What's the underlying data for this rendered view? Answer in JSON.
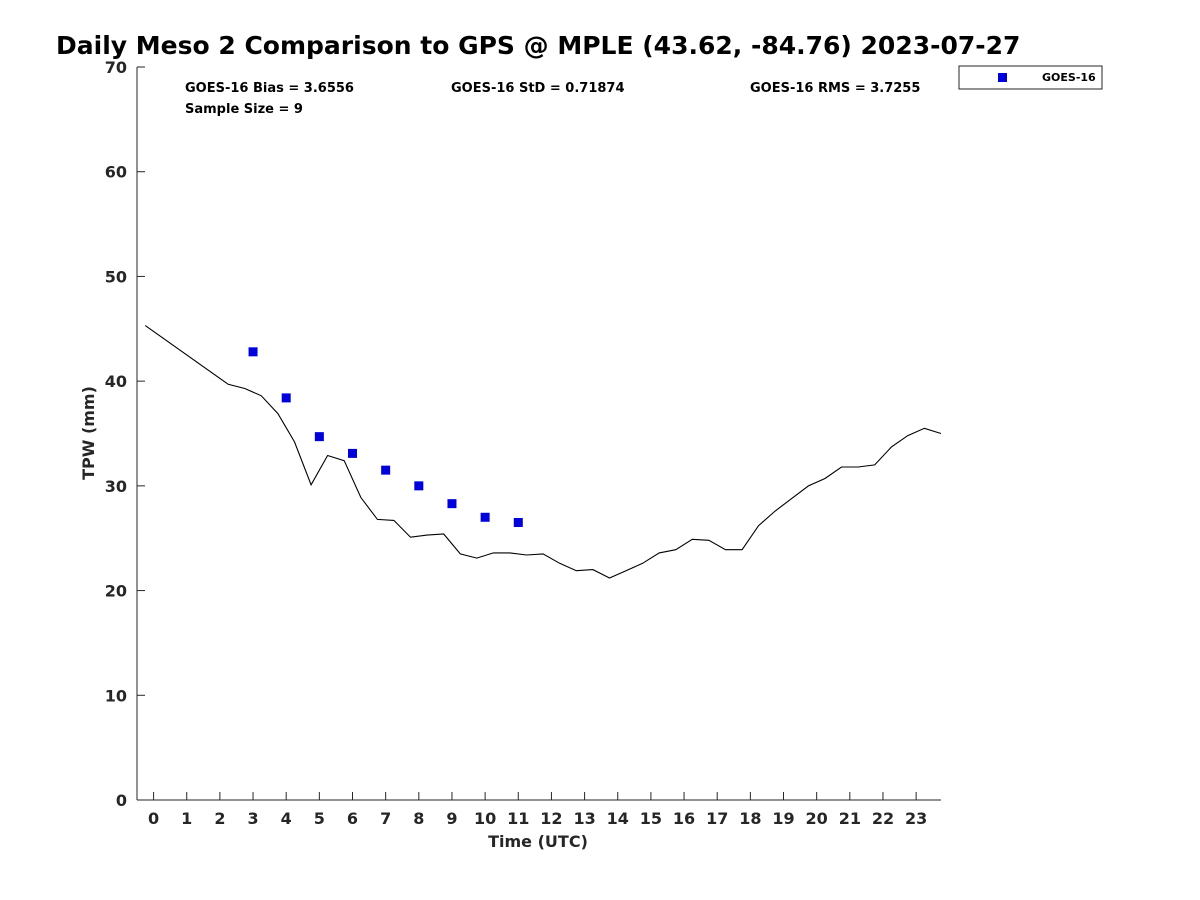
{
  "chart_data": {
    "type": "line",
    "title": "Daily Meso 2 Comparison to GPS @ MPLE (43.62, -84.76) 2023-07-27",
    "xlabel": "Time (UTC)",
    "ylabel": "TPW (mm)",
    "xlim": [
      -0.5,
      23.75
    ],
    "ylim": [
      0,
      70
    ],
    "x_ticks": [
      "0",
      "1",
      "2",
      "3",
      "4",
      "5",
      "6",
      "7",
      "8",
      "9",
      "10",
      "11",
      "12",
      "13",
      "14",
      "15",
      "16",
      "17",
      "18",
      "19",
      "20",
      "21",
      "22",
      "23"
    ],
    "y_ticks": [
      "0",
      "10",
      "20",
      "30",
      "40",
      "50",
      "60",
      "70"
    ],
    "grid": false,
    "legend_position": "top-right",
    "stats": {
      "bias": "GOES-16 Bias = 3.6556",
      "std": "GOES-16 StD = 0.71874",
      "rms": "GOES-16 RMS = 3.7255",
      "sample": "Sample Size = 9"
    },
    "series": [
      {
        "type": "line",
        "color": "#000000",
        "x": [
          -0.25,
          2.25,
          2.75,
          3.25,
          3.75,
          4.25,
          4.75,
          5.25,
          5.75,
          6.25,
          6.75,
          7.25,
          7.75,
          8.25,
          8.75,
          9.25,
          9.75,
          10.25,
          10.75,
          11.25,
          11.75,
          12.25,
          12.75,
          13.25,
          13.75,
          14.25,
          14.75,
          15.25,
          15.75,
          16.25,
          16.75,
          17.25,
          17.75,
          18.25,
          18.75,
          19.25,
          19.75,
          20.25,
          20.75,
          21.25,
          21.75,
          22.25,
          22.75,
          23.25,
          23.75
        ],
        "y": [
          45.3,
          39.7,
          39.3,
          38.6,
          36.9,
          34.2,
          30.1,
          32.9,
          32.4,
          28.9,
          26.8,
          26.7,
          25.1,
          25.3,
          25.4,
          23.5,
          23.1,
          23.6,
          23.6,
          23.4,
          23.5,
          22.6,
          21.9,
          22.0,
          21.2,
          21.9,
          22.6,
          23.6,
          23.9,
          24.9,
          24.8,
          23.9,
          23.9,
          26.2,
          27.6,
          28.8,
          30.0,
          30.7,
          31.8,
          31.8,
          32.0,
          33.7,
          34.8,
          35.5,
          35.0
        ]
      },
      {
        "name": "GOES-16",
        "type": "scatter",
        "color": "#0000dd",
        "x": [
          3,
          4,
          5,
          6,
          7,
          8,
          9,
          10,
          11
        ],
        "y": [
          42.8,
          38.4,
          34.7,
          33.1,
          31.5,
          30.0,
          28.3,
          27.0,
          26.5
        ]
      }
    ]
  }
}
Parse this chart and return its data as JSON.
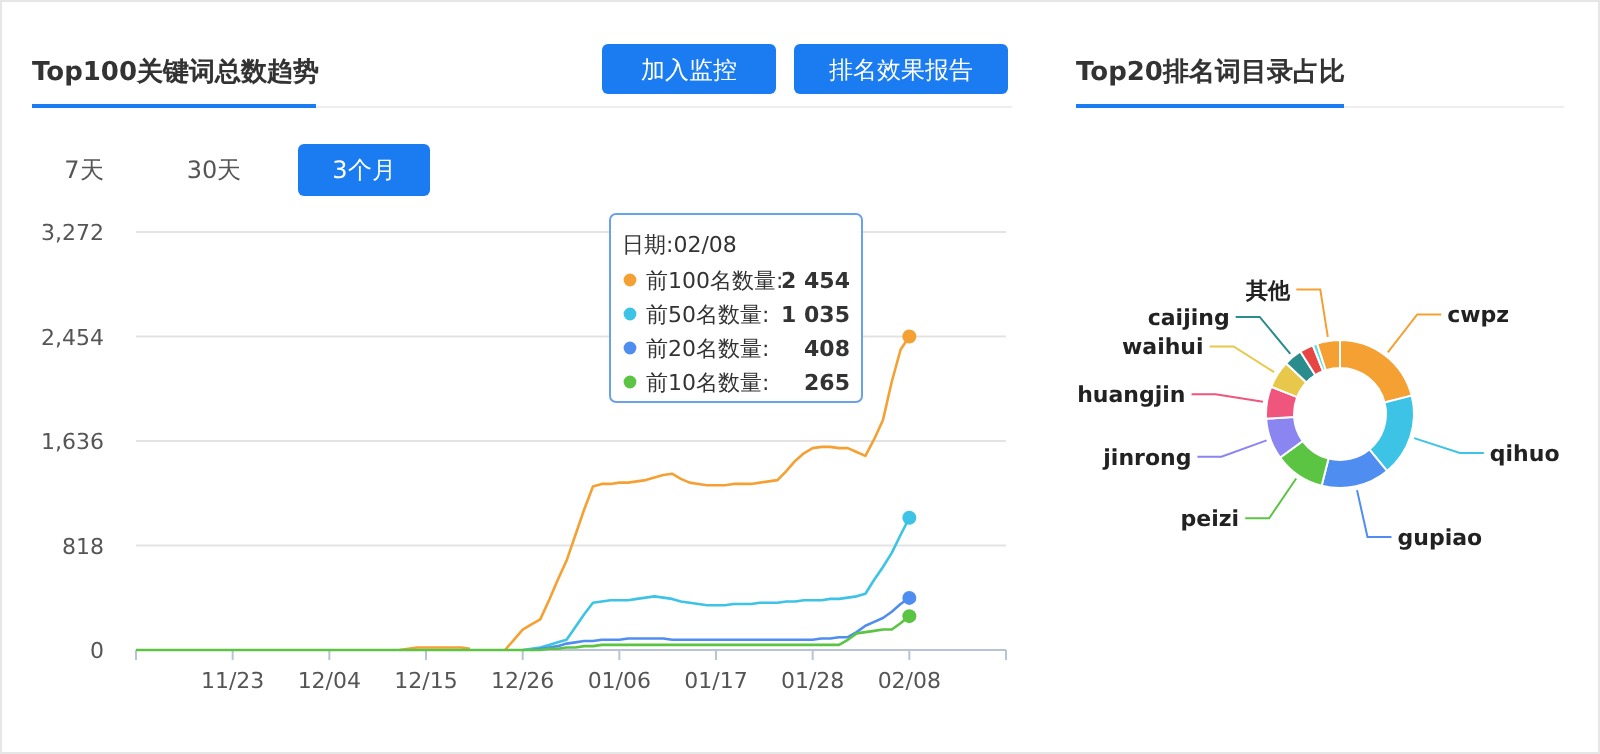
{
  "chart_data": [
    {
      "type": "line",
      "title": "Top100关键词总数趋势",
      "categories": [
        null,
        null,
        null,
        null,
        null,
        null,
        null,
        null,
        null,
        null,
        null,
        "11/23",
        null,
        null,
        null,
        null,
        null,
        null,
        null,
        null,
        null,
        null,
        "12/04",
        null,
        null,
        null,
        null,
        null,
        null,
        null,
        null,
        null,
        null,
        "12/15",
        null,
        null,
        null,
        null,
        null,
        null,
        null,
        null,
        null,
        null,
        "12/26",
        null,
        null,
        null,
        null,
        null,
        null,
        null,
        null,
        null,
        null,
        "01/06",
        null,
        null,
        null,
        null,
        null,
        null,
        null,
        null,
        null,
        null,
        "01/17",
        null,
        null,
        null,
        null,
        null,
        null,
        null,
        null,
        null,
        null,
        "01/28",
        null,
        null,
        null,
        null,
        null,
        null,
        null,
        null,
        null,
        null,
        "02/08",
        null,
        null,
        null,
        null,
        null,
        null,
        null,
        null,
        null,
        null,
        null
      ],
      "ylim": [
        0,
        3272
      ],
      "yticks": [
        {
          "value": 0,
          "label": "0"
        },
        {
          "value": 818,
          "label": "818"
        },
        {
          "value": 1636,
          "label": "1,636"
        },
        {
          "value": 2454,
          "label": "2,454"
        },
        {
          "value": 3272,
          "label": "3,272"
        }
      ],
      "grid": "y",
      "legend": "top",
      "annotations": [
        "加入监控",
        "排名效果报告",
        "7天",
        "30天",
        "3个月",
        "日期:02/08",
        "2 454",
        "1 035",
        "408",
        "265"
      ],
      "series": [
        {
          "name": "前100名数量:",
          "color": "#f5a033",
          "values": [
            null,
            null,
            null,
            null,
            null,
            null,
            null,
            null,
            null,
            null,
            null,
            null,
            null,
            null,
            null,
            null,
            null,
            null,
            null,
            null,
            null,
            null,
            null,
            null,
            null,
            null,
            null,
            null,
            null,
            null,
            0,
            10,
            20,
            20,
            20,
            20,
            20,
            20,
            10,
            null,
            null,
            null,
            0,
            80,
            160,
            200,
            240,
            390,
            550,
            700,
            900,
            1100,
            1280,
            1300,
            1300,
            1310,
            1310,
            1320,
            1330,
            1350,
            1370,
            1380,
            1340,
            1310,
            1300,
            1290,
            1290,
            1290,
            1300,
            1300,
            1300,
            1310,
            1320,
            1330,
            1400,
            1480,
            1540,
            1580,
            1590,
            1590,
            1580,
            1580,
            1550,
            1520,
            1650,
            1800,
            2100,
            2350,
            2454,
            null,
            null,
            null,
            null,
            null,
            null,
            null,
            null,
            null,
            null,
            null
          ]
        },
        {
          "name": "前50名数量:",
          "color": "#3cc3e6",
          "values": [
            null,
            null,
            null,
            null,
            null,
            null,
            null,
            null,
            null,
            null,
            null,
            null,
            null,
            null,
            null,
            null,
            null,
            null,
            null,
            null,
            null,
            null,
            null,
            null,
            null,
            null,
            null,
            null,
            null,
            null,
            null,
            null,
            null,
            null,
            null,
            null,
            null,
            null,
            null,
            null,
            null,
            null,
            null,
            null,
            0,
            10,
            20,
            40,
            60,
            80,
            180,
            280,
            370,
            380,
            390,
            390,
            390,
            400,
            410,
            420,
            410,
            400,
            380,
            370,
            360,
            350,
            350,
            350,
            360,
            360,
            360,
            370,
            370,
            370,
            380,
            380,
            390,
            390,
            390,
            400,
            400,
            410,
            420,
            440,
            550,
            650,
            760,
            900,
            1035,
            null,
            null,
            null,
            null,
            null,
            null,
            null,
            null,
            null,
            null,
            null
          ]
        },
        {
          "name": "前20名数量:",
          "color": "#4f8ef0",
          "values": [
            null,
            null,
            null,
            null,
            null,
            null,
            null,
            null,
            null,
            null,
            null,
            null,
            null,
            null,
            null,
            null,
            null,
            null,
            null,
            null,
            null,
            null,
            null,
            null,
            null,
            null,
            null,
            null,
            null,
            null,
            null,
            null,
            null,
            null,
            null,
            null,
            null,
            null,
            null,
            null,
            null,
            null,
            null,
            null,
            null,
            0,
            10,
            20,
            30,
            50,
            60,
            70,
            70,
            80,
            80,
            80,
            90,
            90,
            90,
            90,
            90,
            80,
            80,
            80,
            80,
            80,
            80,
            80,
            80,
            80,
            80,
            80,
            80,
            80,
            80,
            80,
            80,
            80,
            90,
            90,
            100,
            100,
            140,
            190,
            220,
            250,
            300,
            360,
            408,
            null,
            null,
            null,
            null,
            null,
            null,
            null,
            null,
            null,
            null,
            null
          ]
        },
        {
          "name": "前10名数量:",
          "color": "#5cc443",
          "values": [
            0,
            0,
            0,
            0,
            0,
            0,
            0,
            0,
            0,
            0,
            0,
            0,
            0,
            0,
            0,
            0,
            0,
            0,
            0,
            0,
            0,
            0,
            0,
            0,
            0,
            0,
            0,
            0,
            0,
            0,
            0,
            0,
            0,
            0,
            0,
            0,
            0,
            0,
            0,
            0,
            0,
            0,
            0,
            0,
            0,
            0,
            0,
            10,
            10,
            20,
            20,
            30,
            30,
            40,
            40,
            40,
            40,
            40,
            40,
            40,
            40,
            40,
            40,
            40,
            40,
            40,
            40,
            40,
            40,
            40,
            40,
            40,
            40,
            40,
            40,
            40,
            40,
            40,
            40,
            40,
            40,
            80,
            130,
            140,
            150,
            160,
            160,
            210,
            265,
            null,
            null,
            null,
            null,
            null,
            null,
            null,
            null,
            null,
            null,
            null
          ]
        }
      ]
    },
    {
      "type": "donut",
      "title": "Top20排名词目录占比",
      "categories": [
        "cwpz",
        "qihuo",
        "gupiao",
        "peizi",
        "jinrong",
        "huangjin",
        "waihui",
        "caijing",
        null,
        null,
        "其他"
      ],
      "values": [
        21,
        18,
        15,
        11,
        9,
        7,
        6,
        4,
        3,
        1,
        5
      ],
      "colors": [
        "#f5a033",
        "#3cc3e6",
        "#4f8ef0",
        "#5cc443",
        "#8a85f0",
        "#f0557d",
        "#e8c84a",
        "#2a8c8c",
        "#e84545",
        "#5ee0e0",
        "#f5a033"
      ]
    }
  ]
}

The problem: Write out every line from the entries where "name" appears.

Reply to the task:
        "name": "GOES-16",
          "name": "前100名数量:",
          "name": "前50名数量:",
          "name": "前20名数量:",
          "name": "前10名数量:",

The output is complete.